The input.
▼▼▼
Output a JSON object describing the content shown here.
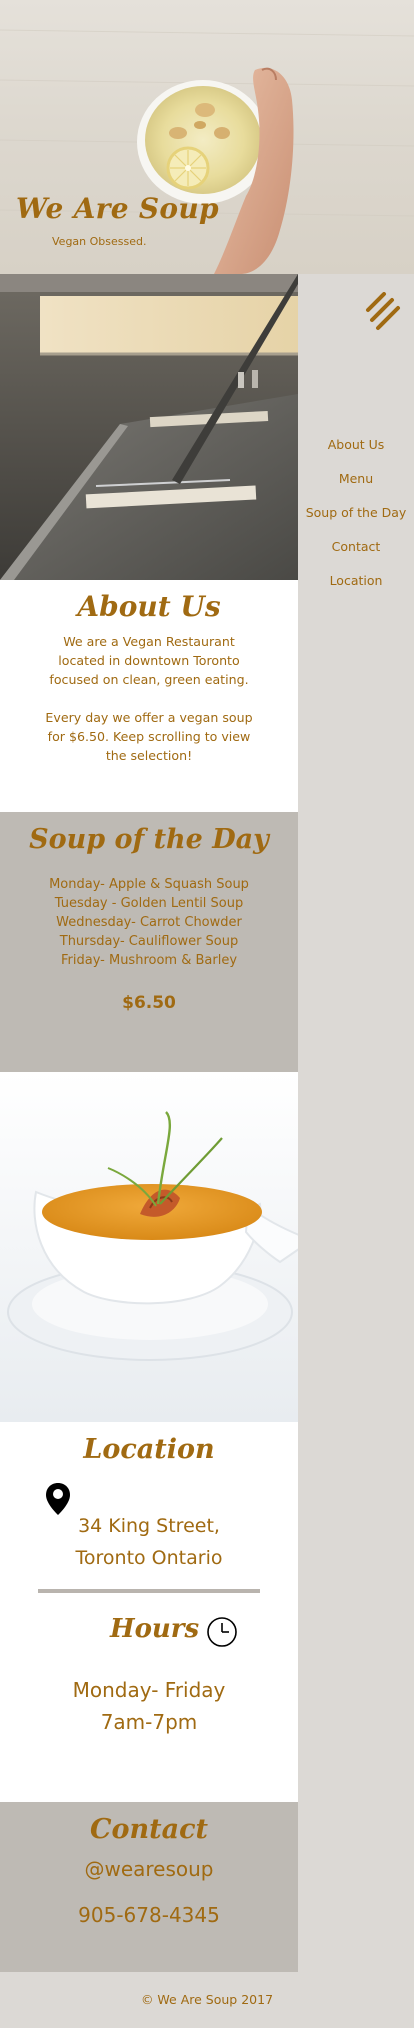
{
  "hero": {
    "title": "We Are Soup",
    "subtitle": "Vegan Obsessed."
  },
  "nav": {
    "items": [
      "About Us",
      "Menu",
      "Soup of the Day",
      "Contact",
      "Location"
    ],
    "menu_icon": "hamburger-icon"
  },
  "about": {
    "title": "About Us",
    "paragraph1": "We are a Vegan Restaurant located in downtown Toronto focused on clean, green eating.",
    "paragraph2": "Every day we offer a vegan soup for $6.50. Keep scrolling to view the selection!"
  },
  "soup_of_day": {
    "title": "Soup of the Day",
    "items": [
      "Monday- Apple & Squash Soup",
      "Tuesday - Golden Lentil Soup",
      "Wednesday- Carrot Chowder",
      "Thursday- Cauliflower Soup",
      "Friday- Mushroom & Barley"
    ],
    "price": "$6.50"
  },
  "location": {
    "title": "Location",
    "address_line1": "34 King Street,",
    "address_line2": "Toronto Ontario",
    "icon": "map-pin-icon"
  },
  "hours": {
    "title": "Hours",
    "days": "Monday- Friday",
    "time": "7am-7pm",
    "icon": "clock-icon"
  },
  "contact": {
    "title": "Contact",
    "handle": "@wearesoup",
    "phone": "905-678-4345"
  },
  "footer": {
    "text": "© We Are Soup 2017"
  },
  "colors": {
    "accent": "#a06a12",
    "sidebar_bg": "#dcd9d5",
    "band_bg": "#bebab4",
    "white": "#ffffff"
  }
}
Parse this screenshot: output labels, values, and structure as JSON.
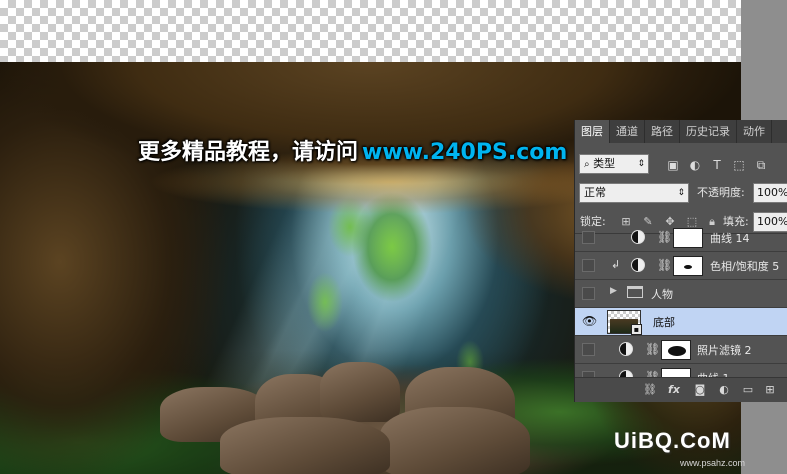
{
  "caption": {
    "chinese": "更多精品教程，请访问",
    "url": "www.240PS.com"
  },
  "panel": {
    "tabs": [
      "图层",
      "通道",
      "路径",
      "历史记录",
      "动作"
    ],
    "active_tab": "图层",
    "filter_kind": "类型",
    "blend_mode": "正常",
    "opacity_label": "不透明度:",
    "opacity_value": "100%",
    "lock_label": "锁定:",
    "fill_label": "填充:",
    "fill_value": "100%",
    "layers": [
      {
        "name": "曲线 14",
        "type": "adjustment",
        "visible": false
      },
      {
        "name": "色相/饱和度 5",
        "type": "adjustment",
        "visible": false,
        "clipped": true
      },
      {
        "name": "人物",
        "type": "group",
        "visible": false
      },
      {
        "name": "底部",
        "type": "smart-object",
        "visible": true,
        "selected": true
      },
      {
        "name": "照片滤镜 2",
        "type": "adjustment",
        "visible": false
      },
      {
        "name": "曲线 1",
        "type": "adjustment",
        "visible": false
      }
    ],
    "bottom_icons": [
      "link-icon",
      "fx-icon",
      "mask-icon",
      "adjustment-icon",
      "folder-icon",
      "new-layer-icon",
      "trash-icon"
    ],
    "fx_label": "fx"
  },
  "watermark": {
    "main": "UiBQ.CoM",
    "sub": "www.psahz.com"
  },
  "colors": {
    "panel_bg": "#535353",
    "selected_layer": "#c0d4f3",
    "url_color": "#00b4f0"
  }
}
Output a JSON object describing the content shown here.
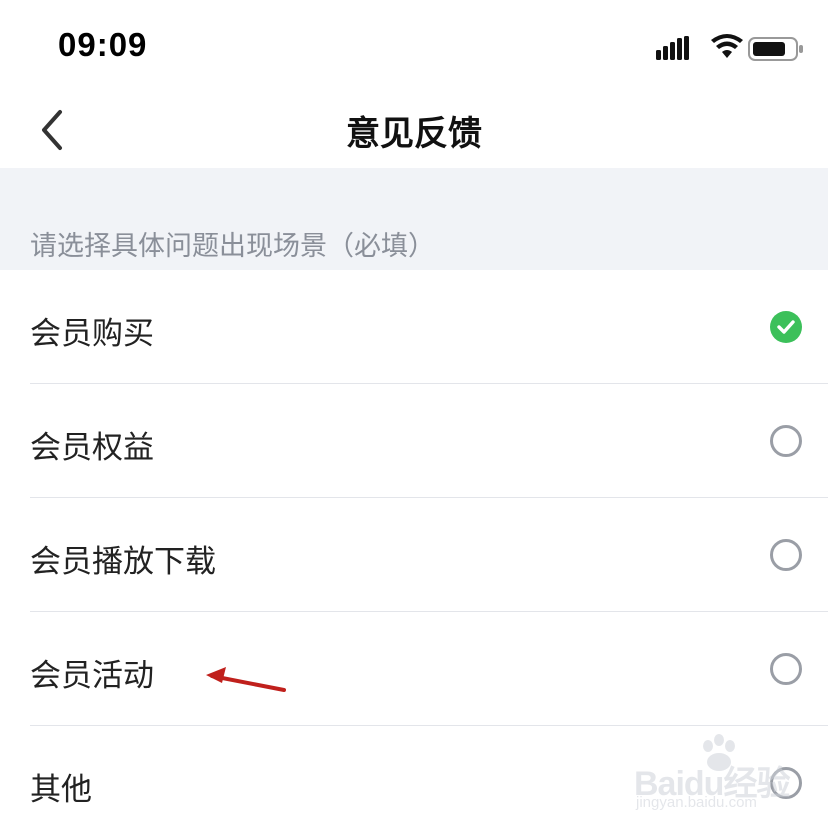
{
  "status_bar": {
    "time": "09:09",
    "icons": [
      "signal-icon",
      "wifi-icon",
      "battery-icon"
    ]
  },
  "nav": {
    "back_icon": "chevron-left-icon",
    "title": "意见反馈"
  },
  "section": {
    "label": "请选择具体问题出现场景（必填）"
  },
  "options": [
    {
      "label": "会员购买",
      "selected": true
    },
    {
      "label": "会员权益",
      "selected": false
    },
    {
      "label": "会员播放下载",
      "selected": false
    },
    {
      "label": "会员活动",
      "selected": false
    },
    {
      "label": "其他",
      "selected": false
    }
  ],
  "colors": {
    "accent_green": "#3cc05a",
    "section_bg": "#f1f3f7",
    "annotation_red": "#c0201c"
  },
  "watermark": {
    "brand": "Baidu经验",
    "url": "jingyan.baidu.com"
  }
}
▲▲▲
Written exercise. With the pictures left out, transcribe the material exactly.

Complete answer.
Output a JSON object describing the content shown here.
{
  "hero": {
    "title": "We Are Soup",
    "subtitle": "Vegan Obsessed."
  },
  "nav": {
    "items": [
      "About Us",
      "Menu",
      "Soup of the Day",
      "Contact",
      "Location"
    ],
    "menu_icon": "hamburger-icon"
  },
  "about": {
    "title": "About Us",
    "paragraph1": "We are a Vegan Restaurant located in downtown Toronto focused on clean, green eating.",
    "paragraph2": "Every day we offer a vegan soup for $6.50. Keep scrolling to view the selection!"
  },
  "soup_of_day": {
    "title": "Soup of the Day",
    "items": [
      "Monday- Apple & Squash Soup",
      "Tuesday - Golden Lentil Soup",
      "Wednesday- Carrot Chowder",
      "Thursday- Cauliflower Soup",
      "Friday- Mushroom & Barley"
    ],
    "price": "$6.50"
  },
  "location": {
    "title": "Location",
    "address_line1": "34 King Street,",
    "address_line2": "Toronto Ontario",
    "icon": "map-pin-icon"
  },
  "hours": {
    "title": "Hours",
    "days": "Monday- Friday",
    "time": "7am-7pm",
    "icon": "clock-icon"
  },
  "contact": {
    "title": "Contact",
    "handle": "@wearesoup",
    "phone": "905-678-4345"
  },
  "footer": {
    "text": "© We Are Soup 2017"
  },
  "colors": {
    "accent": "#a06a12",
    "sidebar_bg": "#dcd9d5",
    "band_bg": "#bebab4",
    "white": "#ffffff"
  }
}
Parse this screenshot: output labels, values, and structure as JSON.
{
  "caption": {
    "chinese": "更多精品教程，请访问",
    "url": "www.240PS.com"
  },
  "panel": {
    "tabs": [
      "图层",
      "通道",
      "路径",
      "历史记录",
      "动作"
    ],
    "active_tab": "图层",
    "filter_kind": "类型",
    "blend_mode": "正常",
    "opacity_label": "不透明度:",
    "opacity_value": "100%",
    "lock_label": "锁定:",
    "fill_label": "填充:",
    "fill_value": "100%",
    "layers": [
      {
        "name": "曲线 14",
        "type": "adjustment",
        "visible": false
      },
      {
        "name": "色相/饱和度 5",
        "type": "adjustment",
        "visible": false,
        "clipped": true
      },
      {
        "name": "人物",
        "type": "group",
        "visible": false
      },
      {
        "name": "底部",
        "type": "smart-object",
        "visible": true,
        "selected": true
      },
      {
        "name": "照片滤镜 2",
        "type": "adjustment",
        "visible": false
      },
      {
        "name": "曲线 1",
        "type": "adjustment",
        "visible": false
      }
    ],
    "bottom_icons": [
      "link-icon",
      "fx-icon",
      "mask-icon",
      "adjustment-icon",
      "folder-icon",
      "new-layer-icon",
      "trash-icon"
    ],
    "fx_label": "fx"
  },
  "watermark": {
    "main": "UiBQ.CoM",
    "sub": "www.psahz.com"
  },
  "colors": {
    "panel_bg": "#535353",
    "selected_layer": "#c0d4f3",
    "url_color": "#00b4f0"
  }
}
Output a JSON object describing the content shown here.
{
  "status_bar": {
    "time": "09:09",
    "icons": [
      "signal-icon",
      "wifi-icon",
      "battery-icon"
    ]
  },
  "nav": {
    "back_icon": "chevron-left-icon",
    "title": "意见反馈"
  },
  "section": {
    "label": "请选择具体问题出现场景（必填）"
  },
  "options": [
    {
      "label": "会员购买",
      "selected": true
    },
    {
      "label": "会员权益",
      "selected": false
    },
    {
      "label": "会员播放下载",
      "selected": false
    },
    {
      "label": "会员活动",
      "selected": false
    },
    {
      "label": "其他",
      "selected": false
    }
  ],
  "colors": {
    "accent_green": "#3cc05a",
    "section_bg": "#f1f3f7",
    "annotation_red": "#c0201c"
  },
  "watermark": {
    "brand": "Baidu经验",
    "url": "jingyan.baidu.com"
  }
}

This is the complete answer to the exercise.